### Problem to solve
Repeat exactly the lines beginning at the one that contains "Decode this image" and running to the end of the material. Omit the pictures.

### Rows

╭──

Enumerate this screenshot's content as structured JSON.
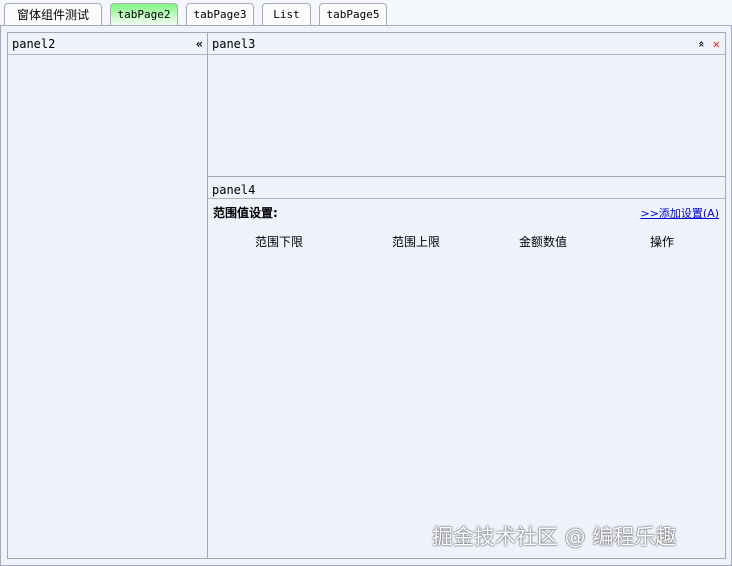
{
  "tabs": [
    {
      "label": "窗体组件测试"
    },
    {
      "label": "tabPage2"
    },
    {
      "label": "tabPage3"
    },
    {
      "label": "List"
    },
    {
      "label": "tabPage5"
    }
  ],
  "panel2": {
    "title": "panel2",
    "collapse_icon": "«"
  },
  "panel3": {
    "title": "panel3",
    "expand_icon": "»",
    "close_icon": "✕"
  },
  "panel4": {
    "title": "panel4",
    "heading": "范围值设置:",
    "add_link": ">>添加设置(A)",
    "columns": [
      "范围下限",
      "范围上限",
      "金额数值",
      "操作"
    ]
  },
  "watermark": "掘金技术社区 @ 编程乐趣",
  "colors": {
    "active_tab": "#7ef57e",
    "close": "#e02020",
    "link": "#0000cc"
  }
}
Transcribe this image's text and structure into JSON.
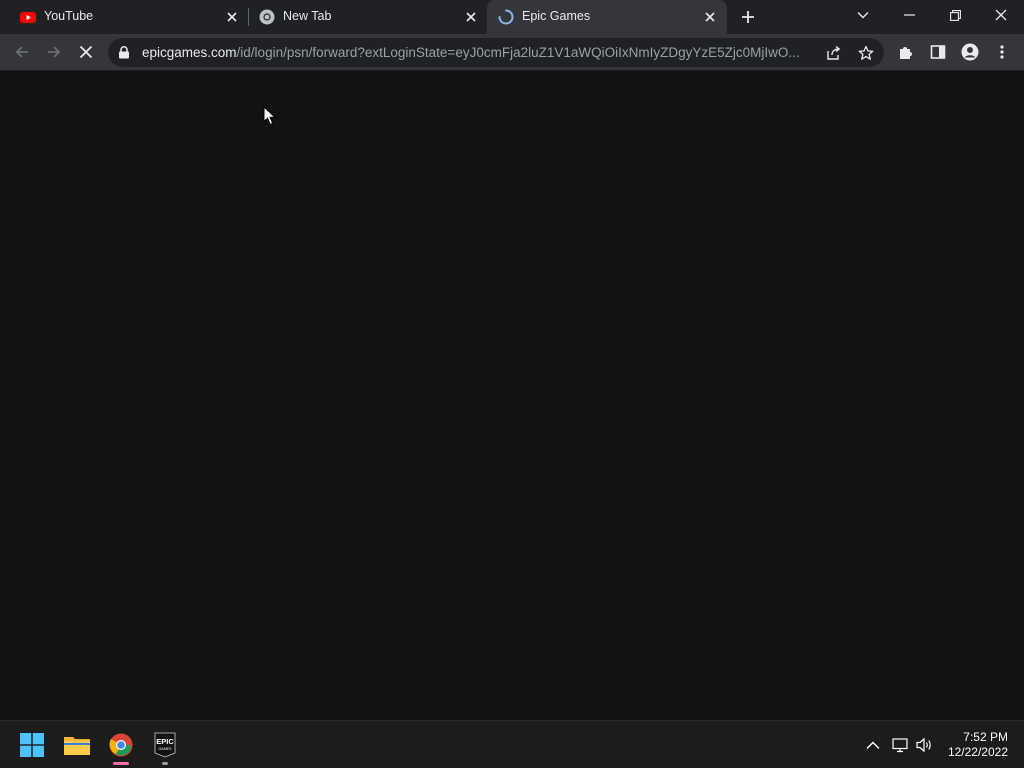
{
  "browser": {
    "tabs": [
      {
        "title": "YouTube",
        "icon": "youtube-icon",
        "active": false
      },
      {
        "title": "New Tab",
        "icon": "chrome-icon",
        "active": false
      },
      {
        "title": "Epic Games",
        "icon": "loading-spinner-icon",
        "active": true
      }
    ],
    "url": {
      "host": "epicgames.com",
      "path": "/id/login/psn/forward?extLoginState=eyJ0cmFja2luZ1V1aWQiOiIxNmIyZDgyYzE5Zjc0MjIwO..."
    }
  },
  "taskbar": {
    "apps": [
      {
        "name": "Start",
        "icon": "windows-start-icon"
      },
      {
        "name": "File Explorer",
        "icon": "file-explorer-icon"
      },
      {
        "name": "Google Chrome",
        "icon": "chrome-icon"
      },
      {
        "name": "Epic Games Launcher",
        "icon": "epic-games-icon",
        "label": "EPIC",
        "sublabel": "GAMES"
      }
    ],
    "time": "7:52 PM",
    "date": "12/22/2022"
  },
  "colors": {
    "tabstrip_bg": "#202124",
    "toolbar_bg": "#35363a",
    "page_bg": "#121212",
    "taskbar_bg": "#1c1c1c",
    "accent_blue": "#8ab4f8"
  }
}
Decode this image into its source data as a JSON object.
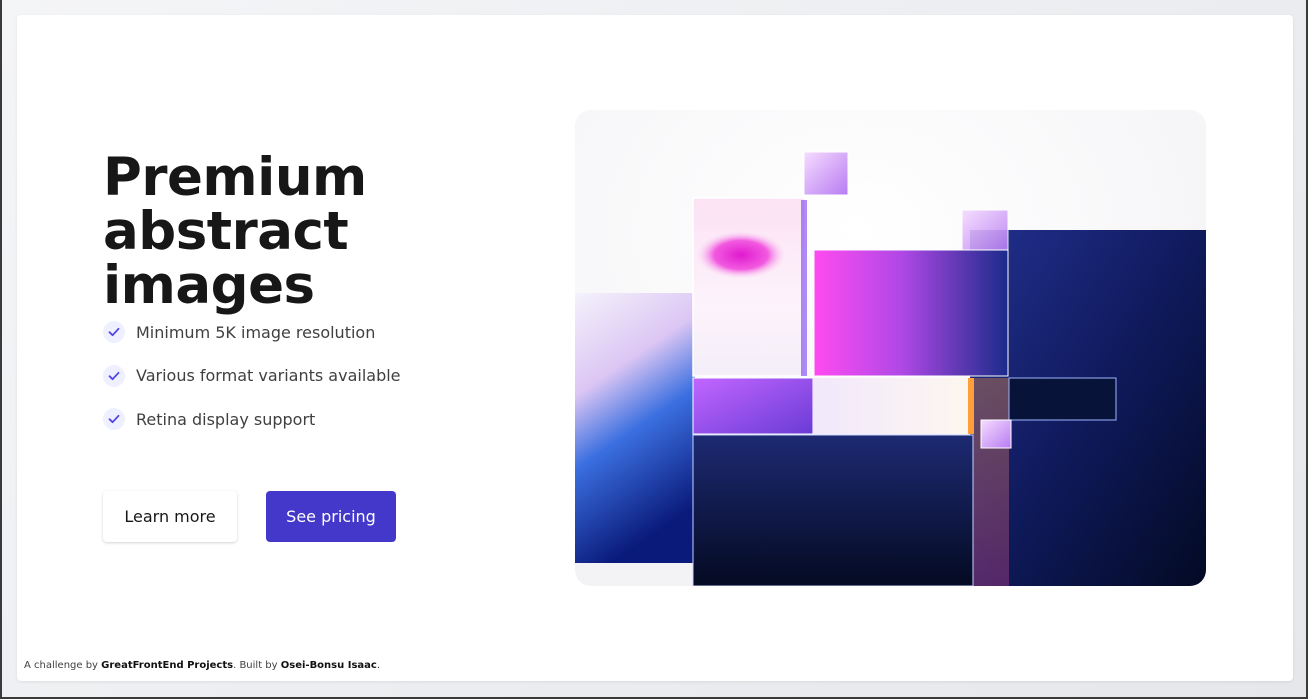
{
  "hero": {
    "title_line1": "Premium",
    "title_line2": "abstract images",
    "features": [
      "Minimum 5K image resolution",
      "Various format variants available",
      "Retina display support"
    ],
    "secondary_button": "Learn more",
    "primary_button": "See pricing"
  },
  "footer": {
    "prefix": "A challenge by ",
    "org": "GreatFrontEnd Projects",
    "middle": ". Built by ",
    "author": "Osei-Bonsu Isaac",
    "suffix": "."
  },
  "colors": {
    "accent": "#4338ca",
    "text": "#171717",
    "check_bg": "#eef0ff",
    "check": "#4f46e5"
  }
}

╰──

### The answer
Decode this image into its source data as a JSON object.
{
  "hero": {
    "title_line1": "Premium",
    "title_line2": "abstract images",
    "features": [
      "Minimum 5K image resolution",
      "Various format variants available",
      "Retina display support"
    ],
    "secondary_button": "Learn more",
    "primary_button": "See pricing"
  },
  "footer": {
    "prefix": "A challenge by ",
    "org": "GreatFrontEnd Projects",
    "middle": ". Built by ",
    "author": "Osei-Bonsu Isaac",
    "suffix": "."
  },
  "colors": {
    "accent": "#4338ca",
    "text": "#171717",
    "check_bg": "#eef0ff",
    "check": "#4f46e5"
  }
}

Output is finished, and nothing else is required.